* WORK INSTRUCTION *
Print everything in the passage below on robotic pancreatic surgery from "A major strength" down to "the learning curve.", copying it exactly.

* TEXT UNDER STUDY *
Reported CR-PF rates vary widely due to differences in study design, duration, and procedural parameters. The global incidence of postoperative pancreatic fistula (POPF) ranges from 3 to 41% [
36,
37]. Despite this variability, our standardized approach yielded a CR-PF rate of 10% after PSM, supporting our hypothesis. The lower incidence of CR-PF in RPD may be due to the robotic platform’s precise dissection capabilities, improved visualization, and enhanced dexterity, which reduce tissue trauma and infection risk [
6,
8].
A major strength of our study is that all procedures were performed under the mentorship of a single senior surgeon who had surpassed the learning curve, ensuring consistency in technique and postoperative care. While RPD is not yet universally recognized as the gold standard, our findings indicate that it has the potential to become a preferred approach in high-volume centers with experienced teams. We also analyzed the learning curve based on team performance. The mean number of cases to proficiency was 18 for RPDs and 20 for robotic PJs, which is lower than previously reported [
38,
39]. These findings highlight that beyond individual surgical proficiency, standardizing team performance plays a crucial role in efficiently overcoming the learning curve.
Another notable finding is our direct cost comparison of RPD and OPD in a single high-volume referral center in Japan. As expected, operating room costs were higher for RPD. However, in-hospital total charges did not significantly differ between the cohorts. This equivalence is largely due to the shorter hospital stays for RPD patients. While our findings are significant within Japan’s cost-sharing healthcare system, the present analysis is based on direct costs and may serve as a model applicable to other healthcare systems. This could support efficient hospital management practices internationally. However, it is important to distinguish between costs (actual resource consumption) and charges (insurance reimbursements). Equivalent charges with higher costs may imply revenue loss for the hospital. Therefore, our results should not be interpreted as proof of "cost-effectiveness." Further value-based analyses, such as evaluations of complication rates, patient outcomes, and societal impact (e.g., earlier return to work), are needed to fully understand the economic implications. Previous studies have highlighted the importance of these factors in assessing the broader value of robotic surgery [
40].

* DATASET EXTRACT *
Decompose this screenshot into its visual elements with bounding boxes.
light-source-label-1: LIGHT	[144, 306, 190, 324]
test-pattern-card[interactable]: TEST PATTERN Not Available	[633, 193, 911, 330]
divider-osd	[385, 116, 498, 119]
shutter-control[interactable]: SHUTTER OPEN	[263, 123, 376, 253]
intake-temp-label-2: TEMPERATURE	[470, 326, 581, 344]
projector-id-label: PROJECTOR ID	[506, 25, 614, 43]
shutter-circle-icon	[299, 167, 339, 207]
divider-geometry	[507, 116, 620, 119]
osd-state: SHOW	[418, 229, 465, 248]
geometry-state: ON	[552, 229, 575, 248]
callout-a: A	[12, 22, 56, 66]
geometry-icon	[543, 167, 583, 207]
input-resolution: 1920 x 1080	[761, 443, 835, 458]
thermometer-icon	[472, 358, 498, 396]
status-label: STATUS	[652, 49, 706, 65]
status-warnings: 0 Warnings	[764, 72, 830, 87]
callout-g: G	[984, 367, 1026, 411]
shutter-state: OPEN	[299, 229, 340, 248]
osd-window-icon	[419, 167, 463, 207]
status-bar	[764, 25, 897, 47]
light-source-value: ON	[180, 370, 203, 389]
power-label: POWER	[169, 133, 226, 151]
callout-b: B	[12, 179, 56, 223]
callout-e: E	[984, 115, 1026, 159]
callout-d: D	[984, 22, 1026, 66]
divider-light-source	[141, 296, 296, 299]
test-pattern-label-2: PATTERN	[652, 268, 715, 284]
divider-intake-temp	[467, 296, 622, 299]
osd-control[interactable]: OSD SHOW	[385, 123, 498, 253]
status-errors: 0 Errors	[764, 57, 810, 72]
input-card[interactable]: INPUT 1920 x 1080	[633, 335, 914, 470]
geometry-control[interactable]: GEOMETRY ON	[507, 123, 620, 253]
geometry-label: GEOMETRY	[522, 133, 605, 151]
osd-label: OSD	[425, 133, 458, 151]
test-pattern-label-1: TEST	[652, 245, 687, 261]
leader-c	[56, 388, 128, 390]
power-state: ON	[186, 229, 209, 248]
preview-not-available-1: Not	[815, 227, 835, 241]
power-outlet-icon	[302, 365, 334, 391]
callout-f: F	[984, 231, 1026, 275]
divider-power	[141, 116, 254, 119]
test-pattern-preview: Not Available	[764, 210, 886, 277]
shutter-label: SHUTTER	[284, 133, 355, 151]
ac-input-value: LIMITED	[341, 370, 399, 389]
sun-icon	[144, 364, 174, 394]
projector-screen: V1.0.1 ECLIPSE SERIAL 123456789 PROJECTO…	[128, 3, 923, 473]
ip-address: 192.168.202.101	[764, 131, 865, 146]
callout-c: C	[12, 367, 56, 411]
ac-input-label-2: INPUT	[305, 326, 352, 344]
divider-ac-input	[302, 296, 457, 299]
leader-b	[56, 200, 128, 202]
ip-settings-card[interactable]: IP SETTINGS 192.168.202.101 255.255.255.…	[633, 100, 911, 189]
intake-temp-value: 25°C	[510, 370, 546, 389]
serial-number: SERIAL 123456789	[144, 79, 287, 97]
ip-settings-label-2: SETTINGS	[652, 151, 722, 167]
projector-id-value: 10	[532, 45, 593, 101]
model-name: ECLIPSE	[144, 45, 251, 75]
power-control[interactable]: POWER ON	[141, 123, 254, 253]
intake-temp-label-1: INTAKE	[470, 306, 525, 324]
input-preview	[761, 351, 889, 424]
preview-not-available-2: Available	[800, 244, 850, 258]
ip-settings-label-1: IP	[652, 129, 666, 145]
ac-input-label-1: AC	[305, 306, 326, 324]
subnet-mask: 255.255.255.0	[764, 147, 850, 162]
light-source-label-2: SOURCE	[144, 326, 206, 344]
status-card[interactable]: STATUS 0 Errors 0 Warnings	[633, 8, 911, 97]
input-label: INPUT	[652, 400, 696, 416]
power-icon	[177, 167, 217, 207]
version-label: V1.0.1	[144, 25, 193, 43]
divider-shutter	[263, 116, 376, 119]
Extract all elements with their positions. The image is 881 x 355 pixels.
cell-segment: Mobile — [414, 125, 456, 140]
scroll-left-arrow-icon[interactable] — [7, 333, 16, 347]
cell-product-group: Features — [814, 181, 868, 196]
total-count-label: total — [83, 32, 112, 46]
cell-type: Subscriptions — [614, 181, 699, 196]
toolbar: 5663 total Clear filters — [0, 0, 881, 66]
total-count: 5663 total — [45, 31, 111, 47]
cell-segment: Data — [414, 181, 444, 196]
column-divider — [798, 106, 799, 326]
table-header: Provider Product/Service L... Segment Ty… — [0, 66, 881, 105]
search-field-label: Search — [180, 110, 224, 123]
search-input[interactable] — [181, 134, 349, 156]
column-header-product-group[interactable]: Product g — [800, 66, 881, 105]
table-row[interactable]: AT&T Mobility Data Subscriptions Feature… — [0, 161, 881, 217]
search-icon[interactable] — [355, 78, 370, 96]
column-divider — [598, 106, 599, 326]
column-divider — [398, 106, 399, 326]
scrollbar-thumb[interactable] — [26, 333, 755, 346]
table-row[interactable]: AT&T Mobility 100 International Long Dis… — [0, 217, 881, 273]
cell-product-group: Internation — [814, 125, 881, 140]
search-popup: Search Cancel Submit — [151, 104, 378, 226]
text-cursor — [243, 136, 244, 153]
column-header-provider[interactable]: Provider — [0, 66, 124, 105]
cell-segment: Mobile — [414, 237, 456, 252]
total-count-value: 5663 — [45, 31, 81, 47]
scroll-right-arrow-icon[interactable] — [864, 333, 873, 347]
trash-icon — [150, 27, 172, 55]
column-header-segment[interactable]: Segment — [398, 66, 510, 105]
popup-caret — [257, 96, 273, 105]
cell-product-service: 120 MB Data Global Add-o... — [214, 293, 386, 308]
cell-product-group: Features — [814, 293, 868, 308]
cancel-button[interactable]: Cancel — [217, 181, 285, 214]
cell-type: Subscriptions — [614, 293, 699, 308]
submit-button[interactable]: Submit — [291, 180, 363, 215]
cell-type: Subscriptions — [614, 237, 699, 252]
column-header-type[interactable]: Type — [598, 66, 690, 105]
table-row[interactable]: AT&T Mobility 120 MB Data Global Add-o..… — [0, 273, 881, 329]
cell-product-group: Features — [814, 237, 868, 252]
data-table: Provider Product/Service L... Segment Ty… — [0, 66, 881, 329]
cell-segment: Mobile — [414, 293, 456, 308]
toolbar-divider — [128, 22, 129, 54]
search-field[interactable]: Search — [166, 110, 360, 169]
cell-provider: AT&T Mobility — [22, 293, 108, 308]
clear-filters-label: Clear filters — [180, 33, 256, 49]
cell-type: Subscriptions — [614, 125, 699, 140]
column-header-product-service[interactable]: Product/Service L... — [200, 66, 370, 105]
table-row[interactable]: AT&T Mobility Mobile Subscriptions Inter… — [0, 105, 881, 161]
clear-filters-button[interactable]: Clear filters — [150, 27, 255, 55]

* REPLY TO THE EXERCISE *
A major strength of our study is that all procedures were performed under the mentorship of a single senior surgeon who had surpassed the learning curve, ensuring consistency in technique and postoperative care. While RPD is not yet universally recognized as the gold standard, our findings indicate that it has the potential to become a preferred approach in high-volume centers with experienced teams. We also analyzed the learning curve based on team performance. The mean number of cases to proficiency was 18 for RPDs and 20 for robotic PJs, which is lower than previously reported [
38,
39]. These findings highlight that beyond individual surgical proficiency, standardizing team performance plays a crucial role in efficiently overcoming the learning curve.